-- START OF INPUT FOR THIS TASK --
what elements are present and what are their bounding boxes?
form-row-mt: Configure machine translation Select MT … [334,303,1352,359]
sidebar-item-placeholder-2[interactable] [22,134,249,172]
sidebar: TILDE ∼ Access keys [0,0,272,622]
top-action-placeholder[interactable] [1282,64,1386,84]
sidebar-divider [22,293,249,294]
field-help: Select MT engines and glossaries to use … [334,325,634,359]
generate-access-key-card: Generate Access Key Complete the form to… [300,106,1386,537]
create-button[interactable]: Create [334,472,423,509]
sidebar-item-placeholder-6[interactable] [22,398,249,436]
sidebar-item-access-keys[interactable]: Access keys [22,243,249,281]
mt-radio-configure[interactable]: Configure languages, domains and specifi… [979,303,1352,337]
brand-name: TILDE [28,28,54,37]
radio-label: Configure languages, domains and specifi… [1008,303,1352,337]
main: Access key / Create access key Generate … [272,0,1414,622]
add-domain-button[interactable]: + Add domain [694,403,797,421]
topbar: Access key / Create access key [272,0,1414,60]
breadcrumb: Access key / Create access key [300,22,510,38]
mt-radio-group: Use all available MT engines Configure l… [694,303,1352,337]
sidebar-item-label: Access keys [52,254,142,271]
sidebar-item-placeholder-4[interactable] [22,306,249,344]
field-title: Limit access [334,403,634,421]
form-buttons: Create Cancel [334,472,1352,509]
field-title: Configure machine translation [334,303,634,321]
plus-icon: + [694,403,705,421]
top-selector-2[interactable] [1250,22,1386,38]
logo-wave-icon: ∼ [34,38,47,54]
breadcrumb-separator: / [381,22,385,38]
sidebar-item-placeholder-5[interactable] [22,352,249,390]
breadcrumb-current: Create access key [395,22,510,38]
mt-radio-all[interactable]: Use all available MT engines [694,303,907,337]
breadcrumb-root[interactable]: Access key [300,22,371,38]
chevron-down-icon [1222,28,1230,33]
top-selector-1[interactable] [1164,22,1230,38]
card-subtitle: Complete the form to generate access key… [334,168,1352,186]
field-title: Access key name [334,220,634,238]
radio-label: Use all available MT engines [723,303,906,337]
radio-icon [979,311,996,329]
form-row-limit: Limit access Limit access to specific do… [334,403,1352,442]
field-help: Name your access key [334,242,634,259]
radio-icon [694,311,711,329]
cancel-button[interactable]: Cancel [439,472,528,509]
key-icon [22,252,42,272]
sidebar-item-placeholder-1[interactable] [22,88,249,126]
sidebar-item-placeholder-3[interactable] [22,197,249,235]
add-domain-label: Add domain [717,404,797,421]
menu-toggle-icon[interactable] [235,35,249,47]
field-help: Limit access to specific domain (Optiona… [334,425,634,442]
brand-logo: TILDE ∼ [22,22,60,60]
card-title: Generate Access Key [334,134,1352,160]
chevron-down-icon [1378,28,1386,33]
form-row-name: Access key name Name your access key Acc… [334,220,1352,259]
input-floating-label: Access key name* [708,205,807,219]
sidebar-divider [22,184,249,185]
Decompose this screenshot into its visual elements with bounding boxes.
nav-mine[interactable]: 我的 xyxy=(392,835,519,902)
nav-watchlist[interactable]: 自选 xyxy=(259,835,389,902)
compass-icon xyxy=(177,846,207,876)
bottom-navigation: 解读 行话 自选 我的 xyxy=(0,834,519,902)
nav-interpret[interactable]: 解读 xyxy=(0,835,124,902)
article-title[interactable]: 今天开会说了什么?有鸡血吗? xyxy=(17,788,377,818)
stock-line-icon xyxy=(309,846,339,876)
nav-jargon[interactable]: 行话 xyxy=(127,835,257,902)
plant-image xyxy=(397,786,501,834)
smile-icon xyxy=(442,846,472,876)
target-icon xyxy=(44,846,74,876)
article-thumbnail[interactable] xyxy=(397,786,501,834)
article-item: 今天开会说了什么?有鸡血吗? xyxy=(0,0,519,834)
-- END OF INPUT FOR THIS TASK --
Reproduce the rows above with every "chevron-down-icon" replaced by "caret-down-icon", keeping all other text unchanged.

• [ANSWER]
what elements are present and what are their bounding boxes?
form-row-mt: Configure machine translation Select MT … [334,303,1352,359]
sidebar-item-placeholder-2[interactable] [22,134,249,172]
sidebar: TILDE ∼ Access keys [0,0,272,622]
top-action-placeholder[interactable] [1282,64,1386,84]
sidebar-divider [22,293,249,294]
field-help: Select MT engines and glossaries to use … [334,325,634,359]
generate-access-key-card: Generate Access Key Complete the form to… [300,106,1386,537]
create-button[interactable]: Create [334,472,423,509]
sidebar-item-placeholder-6[interactable] [22,398,249,436]
sidebar-item-access-keys[interactable]: Access keys [22,243,249,281]
mt-radio-configure[interactable]: Configure languages, domains and specifi… [979,303,1352,337]
brand-name: TILDE [28,28,54,37]
radio-label: Configure languages, domains and specifi… [1008,303,1352,337]
main: Access key / Create access key Generate … [272,0,1414,622]
add-domain-button[interactable]: + Add domain [694,403,797,421]
topbar: Access key / Create access key [272,0,1414,60]
breadcrumb: Access key / Create access key [300,22,510,38]
mt-radio-group: Use all available MT engines Configure l… [694,303,1352,337]
sidebar-item-label: Access keys [52,254,142,271]
sidebar-item-placeholder-4[interactable] [22,306,249,344]
field-title: Limit access [334,403,634,421]
form-buttons: Create Cancel [334,472,1352,509]
field-title: Configure machine translation [334,303,634,321]
plus-icon: + [694,403,705,421]
top-selector-2[interactable] [1250,22,1386,38]
logo-wave-icon: ∼ [34,38,47,54]
breadcrumb-separator: / [381,22,385,38]
sidebar-item-placeholder-5[interactable] [22,352,249,390]
breadcrumb-current: Create access key [395,22,510,38]
mt-radio-all[interactable]: Use all available MT engines [694,303,907,337]
breadcrumb-root[interactable]: Access key [300,22,371,38]
caret-down-icon [1222,28,1230,33]
top-selector-1[interactable] [1164,22,1230,38]
card-subtitle: Complete the form to generate access key… [334,168,1352,186]
field-title: Access key name [334,220,634,238]
radio-label: Use all available MT engines [723,303,906,337]
radio-icon [979,311,996,329]
form-row-limit: Limit access Limit access to specific do… [334,403,1352,442]
field-help: Name your access key [334,242,634,259]
radio-icon [694,311,711,329]
cancel-button[interactable]: Cancel [439,472,528,509]
key-icon [22,252,42,272]
sidebar-item-placeholder-1[interactable] [22,88,249,126]
sidebar-item-placeholder-3[interactable] [22,197,249,235]
add-domain-label: Add domain [717,404,797,421]
menu-toggle-icon[interactable] [235,35,249,47]
field-help: Limit access to specific domain (Optiona… [334,425,634,442]
brand-logo: TILDE ∼ [22,22,60,60]
card-title: Generate Access Key [334,134,1352,160]
caret-down-icon [1378,28,1386,33]
form-row-name: Access key name Name your access key Acc… [334,220,1352,259]
input-floating-label: Access key name* [708,205,807,219]
sidebar-divider [22,184,249,185]
Decompose this screenshot into its visual elements with bounding boxes.
nav-mine[interactable]: 我的 xyxy=(392,835,519,902)
nav-watchlist[interactable]: 自选 xyxy=(259,835,389,902)
compass-icon xyxy=(177,846,207,876)
bottom-navigation: 解读 行话 自选 我的 xyxy=(0,834,519,902)
nav-interpret[interactable]: 解读 xyxy=(0,835,124,902)
article-title[interactable]: 今天开会说了什么?有鸡血吗? xyxy=(17,788,377,818)
stock-line-icon xyxy=(309,846,339,876)
nav-jargon[interactable]: 行话 xyxy=(127,835,257,902)
plant-image xyxy=(397,786,501,834)
smile-icon xyxy=(442,846,472,876)
target-icon xyxy=(44,846,74,876)
article-thumbnail[interactable] xyxy=(397,786,501,834)
article-item: 今天开会说了什么?有鸡血吗? xyxy=(0,0,519,834)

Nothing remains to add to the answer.